» Aim:
Print each line exactly as it is given.

» Data shown:
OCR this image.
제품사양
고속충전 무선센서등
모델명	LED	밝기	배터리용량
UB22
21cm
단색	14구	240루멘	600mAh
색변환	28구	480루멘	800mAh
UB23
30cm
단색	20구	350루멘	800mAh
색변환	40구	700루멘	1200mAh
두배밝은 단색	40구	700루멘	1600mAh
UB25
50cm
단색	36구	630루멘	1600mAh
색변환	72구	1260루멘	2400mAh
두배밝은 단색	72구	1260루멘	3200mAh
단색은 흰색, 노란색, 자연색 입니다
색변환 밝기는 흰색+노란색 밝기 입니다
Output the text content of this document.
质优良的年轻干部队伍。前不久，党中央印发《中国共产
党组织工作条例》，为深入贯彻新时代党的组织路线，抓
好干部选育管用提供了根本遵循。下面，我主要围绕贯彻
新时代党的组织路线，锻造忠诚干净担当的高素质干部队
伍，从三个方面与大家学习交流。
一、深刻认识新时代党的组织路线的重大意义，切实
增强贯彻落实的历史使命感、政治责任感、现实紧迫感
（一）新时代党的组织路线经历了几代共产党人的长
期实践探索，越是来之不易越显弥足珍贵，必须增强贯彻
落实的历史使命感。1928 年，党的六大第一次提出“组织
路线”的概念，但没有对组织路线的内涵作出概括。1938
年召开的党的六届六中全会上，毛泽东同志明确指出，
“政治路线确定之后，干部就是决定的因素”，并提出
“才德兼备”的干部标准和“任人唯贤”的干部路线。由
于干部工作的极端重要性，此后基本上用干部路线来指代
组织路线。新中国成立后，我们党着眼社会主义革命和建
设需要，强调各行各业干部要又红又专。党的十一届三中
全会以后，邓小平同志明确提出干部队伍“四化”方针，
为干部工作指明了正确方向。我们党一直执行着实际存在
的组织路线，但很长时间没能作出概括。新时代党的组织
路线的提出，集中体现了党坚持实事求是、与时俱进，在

» The response:
OCR this image.
제품사양
고속충전 무선센서등
모델명	LED	밝기	배터리용량
UB22
21cm
단색	14구	240루멘	600mAh
색변환	28구	480루멘	800mAh
UB23
30cm
단색	20구	350루멘	800mAh
색변환	40구	700루멘	1200mAh
두배밝은 단색	40구	700루멘	1600mAh
UB25
50cm
단색	36구	630루멘	1600mAh
색변환	72구	1260루멘	2400mAh
두배밝은 단색	72구	1260루멘	3200mAh
단색은 흰색, 노란색, 자연색 입니다
색변환 밝기는 흰색+노란색 밝기 입니다
Output the text content of this document.
质优良的年轻干部队伍。前不久，党中央印发《中国共产
党组织工作条例》，为深入贯彻新时代党的组织路线，抓
好干部选育管用提供了根本遵循。下面，我主要围绕贯彻
新时代党的组织路线，锻造忠诚干净担当的高素质干部队
伍，从三个方面与大家学习交流。
一、深刻认识新时代党的组织路线的重大意义，切实
增强贯彻落实的历史使命感、政治责任感、现实紧迫感
（一）新时代党的组织路线经历了几代共产党人的长
期实践探索，越是来之不易越显弥足珍贵，必须增强贯彻
落实的历史使命感。1928 年，党的六大第一次提出“组织
路线”的概念，但没有对组织路线的内涵作出概括。1938
年召开的党的六届六中全会上，毛泽东同志明确指出，
“政治路线确定之后，干部就是决定的因素”，并提出
“才德兼备”的干部标准和“任人唯贤”的干部路线。由
于干部工作的极端重要性，此后基本上用干部路线来指代
组织路线。新中国成立后，我们党着眼社会主义革命和建
设需要，强调各行各业干部要又红又专。党的十一届三中
全会以后，邓小平同志明确提出干部队伍“四化”方针，
为干部工作指明了正确方向。我们党一直执行着实际存在
的组织路线，但很长时间没能作出概括。新时代党的组织
路线的提出，集中体现了党坚持实事求是、与时俱进，在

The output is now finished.